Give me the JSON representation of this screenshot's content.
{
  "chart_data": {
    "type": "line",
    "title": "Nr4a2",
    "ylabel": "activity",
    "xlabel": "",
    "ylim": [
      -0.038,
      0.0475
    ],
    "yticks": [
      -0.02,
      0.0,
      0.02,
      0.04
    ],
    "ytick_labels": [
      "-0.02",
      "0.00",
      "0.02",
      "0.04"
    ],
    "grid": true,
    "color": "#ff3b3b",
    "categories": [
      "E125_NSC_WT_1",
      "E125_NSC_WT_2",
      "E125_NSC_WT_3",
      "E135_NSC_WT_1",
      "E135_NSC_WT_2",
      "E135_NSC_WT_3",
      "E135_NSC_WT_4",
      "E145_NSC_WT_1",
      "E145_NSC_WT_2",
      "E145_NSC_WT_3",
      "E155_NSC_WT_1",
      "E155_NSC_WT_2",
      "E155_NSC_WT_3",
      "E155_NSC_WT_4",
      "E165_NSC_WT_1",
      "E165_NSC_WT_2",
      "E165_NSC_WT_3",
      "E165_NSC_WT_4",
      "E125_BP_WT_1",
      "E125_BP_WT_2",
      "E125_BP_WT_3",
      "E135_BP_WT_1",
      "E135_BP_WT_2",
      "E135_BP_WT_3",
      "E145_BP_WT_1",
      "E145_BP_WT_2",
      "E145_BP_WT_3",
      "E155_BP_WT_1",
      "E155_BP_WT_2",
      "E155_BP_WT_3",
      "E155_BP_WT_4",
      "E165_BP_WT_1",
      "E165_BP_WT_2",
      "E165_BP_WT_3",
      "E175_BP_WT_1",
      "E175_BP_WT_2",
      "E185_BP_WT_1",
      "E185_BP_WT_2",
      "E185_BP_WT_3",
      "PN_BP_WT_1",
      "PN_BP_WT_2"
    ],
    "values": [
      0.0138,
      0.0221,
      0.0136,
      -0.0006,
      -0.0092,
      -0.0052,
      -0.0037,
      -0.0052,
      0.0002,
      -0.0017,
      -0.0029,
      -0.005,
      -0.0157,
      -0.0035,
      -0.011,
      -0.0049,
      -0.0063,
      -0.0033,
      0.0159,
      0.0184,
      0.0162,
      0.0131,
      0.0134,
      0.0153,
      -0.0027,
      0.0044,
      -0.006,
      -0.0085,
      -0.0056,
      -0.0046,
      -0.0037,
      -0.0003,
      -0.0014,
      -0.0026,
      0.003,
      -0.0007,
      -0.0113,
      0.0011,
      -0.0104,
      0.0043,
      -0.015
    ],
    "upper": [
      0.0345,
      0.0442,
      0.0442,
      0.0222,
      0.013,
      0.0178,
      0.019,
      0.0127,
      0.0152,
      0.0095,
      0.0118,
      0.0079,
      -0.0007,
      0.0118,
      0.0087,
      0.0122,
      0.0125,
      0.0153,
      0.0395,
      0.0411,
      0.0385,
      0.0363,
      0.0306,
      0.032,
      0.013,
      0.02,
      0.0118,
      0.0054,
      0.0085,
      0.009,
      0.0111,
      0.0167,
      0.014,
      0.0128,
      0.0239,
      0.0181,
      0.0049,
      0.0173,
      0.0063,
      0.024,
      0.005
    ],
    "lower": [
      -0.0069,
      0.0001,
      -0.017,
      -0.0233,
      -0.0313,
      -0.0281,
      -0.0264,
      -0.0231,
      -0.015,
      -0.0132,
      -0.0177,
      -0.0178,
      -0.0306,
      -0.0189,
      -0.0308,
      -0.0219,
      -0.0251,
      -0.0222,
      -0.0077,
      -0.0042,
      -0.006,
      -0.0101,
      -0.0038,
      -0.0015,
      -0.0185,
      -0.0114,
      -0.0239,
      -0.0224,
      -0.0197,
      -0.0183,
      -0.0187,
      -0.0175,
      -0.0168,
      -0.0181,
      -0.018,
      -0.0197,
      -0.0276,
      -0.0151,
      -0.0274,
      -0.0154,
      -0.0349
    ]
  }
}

:::

== SHORT EXERCISE ==
Every entry must be quoted exactly as it appears above.

== REPLY TO THE EXERCISE ==
Give me the JSON representation of this screenshot's content.
{
  "chart_data": {
    "type": "line",
    "title": "Nr4a2",
    "ylabel": "activity",
    "xlabel": "",
    "ylim": [
      -0.038,
      0.0475
    ],
    "yticks": [
      -0.02,
      0.0,
      0.02,
      0.04
    ],
    "ytick_labels": [
      "-0.02",
      "0.00",
      "0.02",
      "0.04"
    ],
    "grid": true,
    "color": "#ff3b3b",
    "categories": [
      "E125_NSC_WT_1",
      "E125_NSC_WT_2",
      "E125_NSC_WT_3",
      "E135_NSC_WT_1",
      "E135_NSC_WT_2",
      "E135_NSC_WT_3",
      "E135_NSC_WT_4",
      "E145_NSC_WT_1",
      "E145_NSC_WT_2",
      "E145_NSC_WT_3",
      "E155_NSC_WT_1",
      "E155_NSC_WT_2",
      "E155_NSC_WT_3",
      "E155_NSC_WT_4",
      "E165_NSC_WT_1",
      "E165_NSC_WT_2",
      "E165_NSC_WT_3",
      "E165_NSC_WT_4",
      "E125_BP_WT_1",
      "E125_BP_WT_2",
      "E125_BP_WT_3",
      "E135_BP_WT_1",
      "E135_BP_WT_2",
      "E135_BP_WT_3",
      "E145_BP_WT_1",
      "E145_BP_WT_2",
      "E145_BP_WT_3",
      "E155_BP_WT_1",
      "E155_BP_WT_2",
      "E155_BP_WT_3",
      "E155_BP_WT_4",
      "E165_BP_WT_1",
      "E165_BP_WT_2",
      "E165_BP_WT_3",
      "E175_BP_WT_1",
      "E175_BP_WT_2",
      "E185_BP_WT_1",
      "E185_BP_WT_2",
      "E185_BP_WT_3",
      "PN_BP_WT_1",
      "PN_BP_WT_2"
    ],
    "values": [
      0.0138,
      0.0221,
      0.0136,
      -0.0006,
      -0.0092,
      -0.0052,
      -0.0037,
      -0.0052,
      0.0002,
      -0.0017,
      -0.0029,
      -0.005,
      -0.0157,
      -0.0035,
      -0.011,
      -0.0049,
      -0.0063,
      -0.0033,
      0.0159,
      0.0184,
      0.0162,
      0.0131,
      0.0134,
      0.0153,
      -0.0027,
      0.0044,
      -0.006,
      -0.0085,
      -0.0056,
      -0.0046,
      -0.0037,
      -0.0003,
      -0.0014,
      -0.0026,
      0.003,
      -0.0007,
      -0.0113,
      0.0011,
      -0.0104,
      0.0043,
      -0.015
    ],
    "upper": [
      0.0345,
      0.0442,
      0.0442,
      0.0222,
      0.013,
      0.0178,
      0.019,
      0.0127,
      0.0152,
      0.0095,
      0.0118,
      0.0079,
      -0.0007,
      0.0118,
      0.0087,
      0.0122,
      0.0125,
      0.0153,
      0.0395,
      0.0411,
      0.0385,
      0.0363,
      0.0306,
      0.032,
      0.013,
      0.02,
      0.0118,
      0.0054,
      0.0085,
      0.009,
      0.0111,
      0.0167,
      0.014,
      0.0128,
      0.0239,
      0.0181,
      0.0049,
      0.0173,
      0.0063,
      0.024,
      0.005
    ],
    "lower": [
      -0.0069,
      0.0001,
      -0.017,
      -0.0233,
      -0.0313,
      -0.0281,
      -0.0264,
      -0.0231,
      -0.015,
      -0.0132,
      -0.0177,
      -0.0178,
      -0.0306,
      -0.0189,
      -0.0308,
      -0.0219,
      -0.0251,
      -0.0222,
      -0.0077,
      -0.0042,
      -0.006,
      -0.0101,
      -0.0038,
      -0.0015,
      -0.0185,
      -0.0114,
      -0.0239,
      -0.0224,
      -0.0197,
      -0.0183,
      -0.0187,
      -0.0175,
      -0.0168,
      -0.0181,
      -0.018,
      -0.0197,
      -0.0276,
      -0.0151,
      -0.0274,
      -0.0154,
      -0.0349
    ]
  }
}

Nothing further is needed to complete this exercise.